EXERCISE:
Repeat the whole of the data, keeping every detail the same.

MATERIAL FOR THE TASK:
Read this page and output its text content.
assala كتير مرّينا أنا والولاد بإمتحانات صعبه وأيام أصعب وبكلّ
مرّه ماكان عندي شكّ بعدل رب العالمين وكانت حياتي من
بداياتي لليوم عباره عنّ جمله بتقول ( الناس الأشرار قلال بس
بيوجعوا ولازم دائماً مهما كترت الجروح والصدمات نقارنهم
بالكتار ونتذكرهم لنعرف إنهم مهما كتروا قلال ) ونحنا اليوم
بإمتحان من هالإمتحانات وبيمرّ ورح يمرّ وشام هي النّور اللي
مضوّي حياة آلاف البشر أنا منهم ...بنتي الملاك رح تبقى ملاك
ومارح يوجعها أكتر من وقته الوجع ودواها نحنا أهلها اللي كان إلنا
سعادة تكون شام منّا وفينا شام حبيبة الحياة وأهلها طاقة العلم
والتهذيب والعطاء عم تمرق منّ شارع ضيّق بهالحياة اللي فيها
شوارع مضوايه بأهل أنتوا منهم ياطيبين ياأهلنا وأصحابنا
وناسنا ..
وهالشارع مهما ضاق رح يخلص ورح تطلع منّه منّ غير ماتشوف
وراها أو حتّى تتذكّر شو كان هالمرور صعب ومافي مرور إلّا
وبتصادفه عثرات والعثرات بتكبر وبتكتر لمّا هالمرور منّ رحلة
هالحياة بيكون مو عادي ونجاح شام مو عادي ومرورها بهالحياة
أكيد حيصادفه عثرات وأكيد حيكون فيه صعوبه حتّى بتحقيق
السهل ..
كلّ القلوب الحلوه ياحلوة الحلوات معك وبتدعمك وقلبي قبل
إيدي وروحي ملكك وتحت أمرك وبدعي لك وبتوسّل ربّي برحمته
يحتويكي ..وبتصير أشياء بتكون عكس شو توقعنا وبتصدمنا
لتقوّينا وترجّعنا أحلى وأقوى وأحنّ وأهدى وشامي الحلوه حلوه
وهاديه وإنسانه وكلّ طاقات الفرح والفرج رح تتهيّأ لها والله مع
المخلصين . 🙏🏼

RESULT OF THIS EXERCISE:
Read this page and output its text content.
assala كتير مرّينا أنا والولاد بإمتحانات صعبه وأيام أصعب وبكلّ
مرّه ماكان عندي شكّ بعدل رب العالمين وكانت حياتي من
بداياتي لليوم عباره عنّ جمله بتقول ( الناس الأشرار قلال بس
بيوجعوا ولازم دائماً مهما كترت الجروح والصدمات نقارنهم
بالكتار ونتذكرهم لنعرف إنهم مهما كتروا قلال ) ونحنا اليوم
بإمتحان من هالإمتحانات وبيمرّ ورح يمرّ وشام هي النّور اللي
مضوّي حياة آلاف البشر أنا منهم ...بنتي الملاك رح تبقى ملاك
ومارح يوجعها أكتر من وقته الوجع ودواها نحنا أهلها اللي كان إلنا
سعادة تكون شام منّا وفينا شام حبيبة الحياة وأهلها طاقة العلم
والتهذيب والعطاء عم تمرق منّ شارع ضيّق بهالحياة اللي فيها
شوارع مضوايه بأهل أنتوا منهم ياطيبين ياأهلنا وأصحابنا
وناسنا ..
وهالشارع مهما ضاق رح يخلص ورح تطلع منّه منّ غير ماتشوف
وراها أو حتّى تتذكّر شو كان هالمرور صعب ومافي مرور إلّا
وبتصادفه عثرات والعثرات بتكبر وبتكتر لمّا هالمرور منّ رحلة
هالحياة بيكون مو عادي ونجاح شام مو عادي ومرورها بهالحياة
أكيد حيصادفه عثرات وأكيد حيكون فيه صعوبه حتّى بتحقيق
السهل ..
كلّ القلوب الحلوه ياحلوة الحلوات معك وبتدعمك وقلبي قبل
إيدي وروحي ملكك وتحت أمرك وبدعي لك وبتوسّل ربّي برحمته
يحتويكي ..وبتصير أشياء بتكون عكس شو توقعنا وبتصدمنا
لتقوّينا وترجّعنا أحلى وأقوى وأحنّ وأهدى وشامي الحلوه حلوه
وهاديه وإنسانه وكلّ طاقات الفرح والفرج رح تتهيّأ لها والله مع
المخلصين . 🙏🏼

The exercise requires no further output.